→ **SHORT EXERCISE**
Write out every line of the material as it stands, apart from the pictures.

→ **RECORDS FOR THE EXERCISE**
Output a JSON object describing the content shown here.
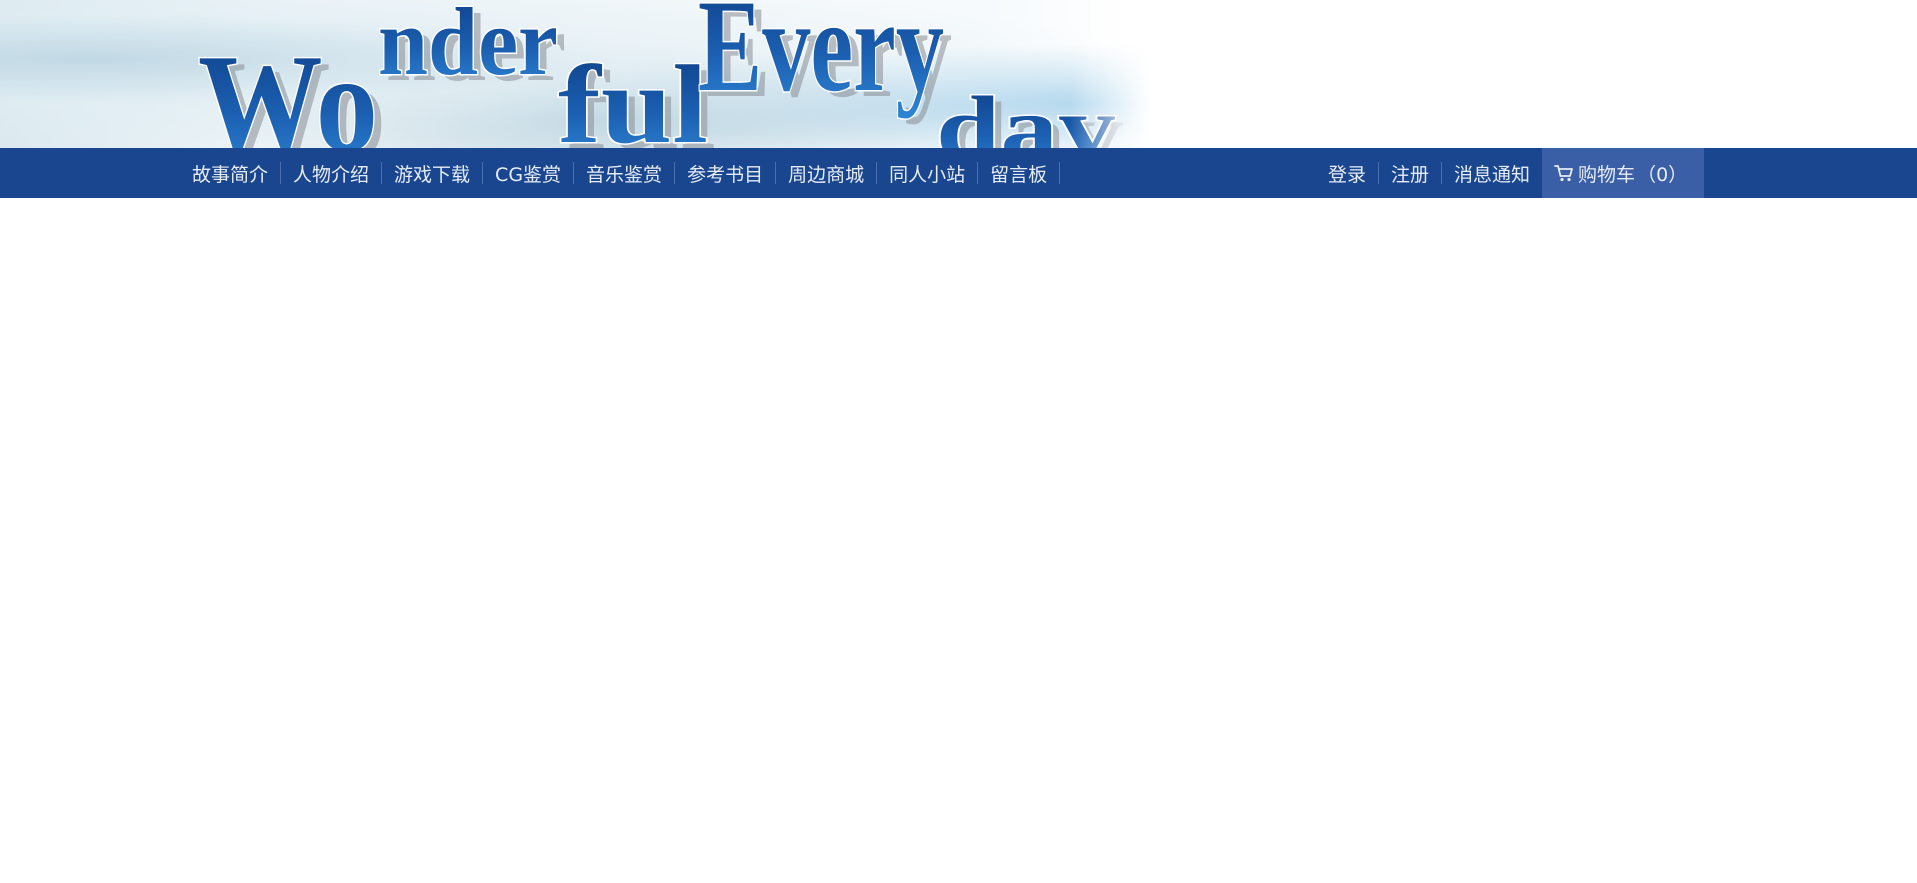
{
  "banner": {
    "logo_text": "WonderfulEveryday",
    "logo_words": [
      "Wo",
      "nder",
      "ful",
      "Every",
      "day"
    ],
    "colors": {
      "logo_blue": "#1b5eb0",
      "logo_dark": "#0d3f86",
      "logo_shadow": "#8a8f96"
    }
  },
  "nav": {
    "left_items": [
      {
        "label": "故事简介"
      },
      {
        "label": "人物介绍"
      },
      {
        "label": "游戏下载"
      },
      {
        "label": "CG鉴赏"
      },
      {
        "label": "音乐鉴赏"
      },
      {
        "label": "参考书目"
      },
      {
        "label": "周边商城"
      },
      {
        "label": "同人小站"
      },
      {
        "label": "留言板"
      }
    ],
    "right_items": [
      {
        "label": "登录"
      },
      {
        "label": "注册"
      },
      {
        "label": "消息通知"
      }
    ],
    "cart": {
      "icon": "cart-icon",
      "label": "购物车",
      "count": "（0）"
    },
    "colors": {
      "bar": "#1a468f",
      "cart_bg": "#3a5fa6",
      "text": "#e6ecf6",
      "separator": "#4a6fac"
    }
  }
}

→ **RESULT OF THE TASK**
Output a JSON object describing the content shown here.
{
  "banner": {
    "logo_text": "WonderfulEveryday",
    "logo_words": [
      "Wo",
      "nder",
      "ful",
      "Every",
      "day"
    ],
    "colors": {
      "logo_blue": "#1b5eb0",
      "logo_dark": "#0d3f86",
      "logo_shadow": "#8a8f96"
    }
  },
  "nav": {
    "left_items": [
      {
        "label": "故事简介"
      },
      {
        "label": "人物介绍"
      },
      {
        "label": "游戏下载"
      },
      {
        "label": "CG鉴赏"
      },
      {
        "label": "音乐鉴赏"
      },
      {
        "label": "参考书目"
      },
      {
        "label": "周边商城"
      },
      {
        "label": "同人小站"
      },
      {
        "label": "留言板"
      }
    ],
    "right_items": [
      {
        "label": "登录"
      },
      {
        "label": "注册"
      },
      {
        "label": "消息通知"
      }
    ],
    "cart": {
      "icon": "cart-icon",
      "label": "购物车",
      "count": "（0）"
    },
    "colors": {
      "bar": "#1a468f",
      "cart_bg": "#3a5fa6",
      "text": "#e6ecf6",
      "separator": "#4a6fac"
    }
  }
}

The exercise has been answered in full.